##### Data excerpts

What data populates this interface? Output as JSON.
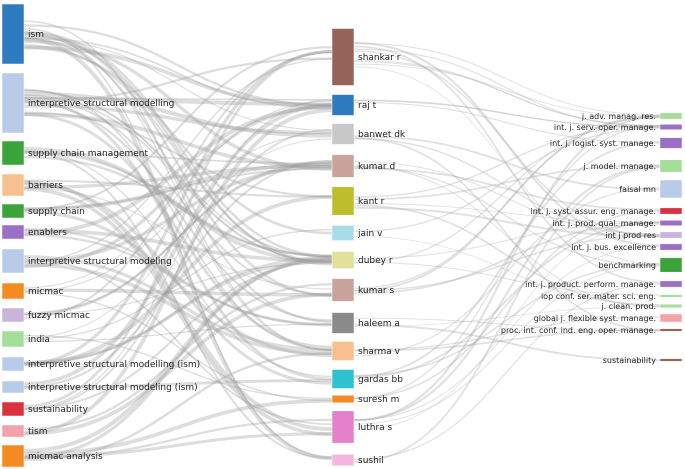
{
  "left_nodes": [
    {
      "label": "ism",
      "color": "#2f7bbf",
      "weight": 3
    },
    {
      "label": "interpretive structural modelling",
      "color": "#b8cbe8",
      "weight": 3
    },
    {
      "label": "supply chain management",
      "color": "#3aa33a",
      "weight": 1.2
    },
    {
      "label": "barriers",
      "color": "#f8c08e",
      "weight": 1.1
    },
    {
      "label": "supply chain",
      "color": "#3aa33a",
      "weight": 0.7
    },
    {
      "label": "enablers",
      "color": "#9a6fc6",
      "weight": 0.7
    },
    {
      "label": "interpretive structural modeling",
      "color": "#b8cbe8",
      "weight": 1.2
    },
    {
      "label": "micmac",
      "color": "#f48a22",
      "weight": 0.8
    },
    {
      "label": "fuzzy micmac",
      "color": "#c9b4dc",
      "weight": 0.7
    },
    {
      "label": "india",
      "color": "#a5dd9b",
      "weight": 0.8
    },
    {
      "label": "interpretive structural modelling (ism)",
      "color": "#b8cbe8",
      "weight": 0.7
    },
    {
      "label": "interpretive structural modeling (ism)",
      "color": "#b8cbe8",
      "weight": 0.6
    },
    {
      "label": "sustainability",
      "color": "#d8323c",
      "weight": 0.7
    },
    {
      "label": "tism",
      "color": "#f2a3a8",
      "weight": 0.6
    },
    {
      "label": "micmac analysis",
      "color": "#f48a22",
      "weight": 1.1
    }
  ],
  "middle_nodes": [
    {
      "label": "shankar r",
      "color": "#96635a",
      "weight": 3
    },
    {
      "label": "raj t",
      "color": "#2f7bbf",
      "weight": 1.1
    },
    {
      "label": "banwet dk",
      "color": "#c8c8c8",
      "weight": 1.1
    },
    {
      "label": "kumar d",
      "color": "#caa49c",
      "weight": 1.2
    },
    {
      "label": "kant r",
      "color": "#bdbd2d",
      "weight": 1.5
    },
    {
      "label": "jain v",
      "color": "#a9dbe8",
      "weight": 0.8
    },
    {
      "label": "dubey r",
      "color": "#e1e19a",
      "weight": 0.9
    },
    {
      "label": "kumar s",
      "color": "#caa49c",
      "weight": 1.2
    },
    {
      "label": "haleem a",
      "color": "#8a8a8a",
      "weight": 1.1
    },
    {
      "label": "sharma v",
      "color": "#f8c08e",
      "weight": 1.0
    },
    {
      "label": "gardas bb",
      "color": "#2ec2cf",
      "weight": 1.0
    },
    {
      "label": "suresh m",
      "color": "#f48a22",
      "weight": 0.4
    },
    {
      "label": "luthra s",
      "color": "#e580cc",
      "weight": 1.7
    },
    {
      "label": "sushil",
      "color": "#f2b6df",
      "weight": 0.6
    }
  ],
  "right_nodes": [
    {
      "label": "j. adv. manag. res.",
      "color": "#a5dd9b",
      "weight": 0.35
    },
    {
      "label": "int. j. serv. oper. manage.",
      "color": "#9a6fc6",
      "weight": 0.3
    },
    {
      "label": "int. j. logist. syst. manage.",
      "color": "#9a6fc6",
      "weight": 0.6
    },
    {
      "label": "j. model. manage.",
      "color": "#a5dd9b",
      "weight": 0.7
    },
    {
      "label": "faisal mn",
      "color": "#b8cbe8",
      "weight": 1.0
    },
    {
      "label": "int. j. syst. assur. eng. manage.",
      "color": "#d8323c",
      "weight": 0.35
    },
    {
      "label": "int. j. prod. qual. manage.",
      "color": "#9a6fc6",
      "weight": 0.3
    },
    {
      "label": "int j prod res",
      "color": "#c9b4dc",
      "weight": 0.35
    },
    {
      "label": "int. j. bus. excellence",
      "color": "#9a6fc6",
      "weight": 0.35
    },
    {
      "label": "benchmarking",
      "color": "#3aa33a",
      "weight": 0.8
    },
    {
      "label": "int. j. product. perform. manage.",
      "color": "#9a6fc6",
      "weight": 0.35
    },
    {
      "label": "iop conf. ser. mater. sci. eng.",
      "color": "#a5dd9b",
      "weight": 0.15
    },
    {
      "label": "j. clean. prod.",
      "color": "#a5dd9b",
      "weight": 0.2
    },
    {
      "label": "global j. flexible syst. manage.",
      "color": "#f2a3a8",
      "weight": 0.45
    },
    {
      "label": "proc. int. conf. ind. eng. oper. manage.",
      "color": "#96635a",
      "weight": 0.15
    },
    {
      "label": "sustainability",
      "color": "#96635a",
      "weight": 0.15
    }
  ]
}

##########

Objective
Working from the material above, transcribe it exactly while omitting pictures.

Correct result
What data populates this interface? Output as JSON.
{
  "left_nodes": [
    {
      "label": "ism",
      "color": "#2f7bbf",
      "weight": 3
    },
    {
      "label": "interpretive structural modelling",
      "color": "#b8cbe8",
      "weight": 3
    },
    {
      "label": "supply chain management",
      "color": "#3aa33a",
      "weight": 1.2
    },
    {
      "label": "barriers",
      "color": "#f8c08e",
      "weight": 1.1
    },
    {
      "label": "supply chain",
      "color": "#3aa33a",
      "weight": 0.7
    },
    {
      "label": "enablers",
      "color": "#9a6fc6",
      "weight": 0.7
    },
    {
      "label": "interpretive structural modeling",
      "color": "#b8cbe8",
      "weight": 1.2
    },
    {
      "label": "micmac",
      "color": "#f48a22",
      "weight": 0.8
    },
    {
      "label": "fuzzy micmac",
      "color": "#c9b4dc",
      "weight": 0.7
    },
    {
      "label": "india",
      "color": "#a5dd9b",
      "weight": 0.8
    },
    {
      "label": "interpretive structural modelling (ism)",
      "color": "#b8cbe8",
      "weight": 0.7
    },
    {
      "label": "interpretive structural modeling (ism)",
      "color": "#b8cbe8",
      "weight": 0.6
    },
    {
      "label": "sustainability",
      "color": "#d8323c",
      "weight": 0.7
    },
    {
      "label": "tism",
      "color": "#f2a3a8",
      "weight": 0.6
    },
    {
      "label": "micmac analysis",
      "color": "#f48a22",
      "weight": 1.1
    }
  ],
  "middle_nodes": [
    {
      "label": "shankar r",
      "color": "#96635a",
      "weight": 3
    },
    {
      "label": "raj t",
      "color": "#2f7bbf",
      "weight": 1.1
    },
    {
      "label": "banwet dk",
      "color": "#c8c8c8",
      "weight": 1.1
    },
    {
      "label": "kumar d",
      "color": "#caa49c",
      "weight": 1.2
    },
    {
      "label": "kant r",
      "color": "#bdbd2d",
      "weight": 1.5
    },
    {
      "label": "jain v",
      "color": "#a9dbe8",
      "weight": 0.8
    },
    {
      "label": "dubey r",
      "color": "#e1e19a",
      "weight": 0.9
    },
    {
      "label": "kumar s",
      "color": "#caa49c",
      "weight": 1.2
    },
    {
      "label": "haleem a",
      "color": "#8a8a8a",
      "weight": 1.1
    },
    {
      "label": "sharma v",
      "color": "#f8c08e",
      "weight": 1.0
    },
    {
      "label": "gardas bb",
      "color": "#2ec2cf",
      "weight": 1.0
    },
    {
      "label": "suresh m",
      "color": "#f48a22",
      "weight": 0.4
    },
    {
      "label": "luthra s",
      "color": "#e580cc",
      "weight": 1.7
    },
    {
      "label": "sushil",
      "color": "#f2b6df",
      "weight": 0.6
    }
  ],
  "right_nodes": [
    {
      "label": "j. adv. manag. res.",
      "color": "#a5dd9b",
      "weight": 0.35
    },
    {
      "label": "int. j. serv. oper. manage.",
      "color": "#9a6fc6",
      "weight": 0.3
    },
    {
      "label": "int. j. logist. syst. manage.",
      "color": "#9a6fc6",
      "weight": 0.6
    },
    {
      "label": "j. model. manage.",
      "color": "#a5dd9b",
      "weight": 0.7
    },
    {
      "label": "faisal mn",
      "color": "#b8cbe8",
      "weight": 1.0
    },
    {
      "label": "int. j. syst. assur. eng. manage.",
      "color": "#d8323c",
      "weight": 0.35
    },
    {
      "label": "int. j. prod. qual. manage.",
      "color": "#9a6fc6",
      "weight": 0.3
    },
    {
      "label": "int j prod res",
      "color": "#c9b4dc",
      "weight": 0.35
    },
    {
      "label": "int. j. bus. excellence",
      "color": "#9a6fc6",
      "weight": 0.35
    },
    {
      "label": "benchmarking",
      "color": "#3aa33a",
      "weight": 0.8
    },
    {
      "label": "int. j. product. perform. manage.",
      "color": "#9a6fc6",
      "weight": 0.35
    },
    {
      "label": "iop conf. ser. mater. sci. eng.",
      "color": "#a5dd9b",
      "weight": 0.15
    },
    {
      "label": "j. clean. prod.",
      "color": "#a5dd9b",
      "weight": 0.2
    },
    {
      "label": "global j. flexible syst. manage.",
      "color": "#f2a3a8",
      "weight": 0.45
    },
    {
      "label": "proc. int. conf. ind. eng. oper. manage.",
      "color": "#96635a",
      "weight": 0.15
    },
    {
      "label": "sustainability",
      "color": "#96635a",
      "weight": 0.15
    }
  ]
}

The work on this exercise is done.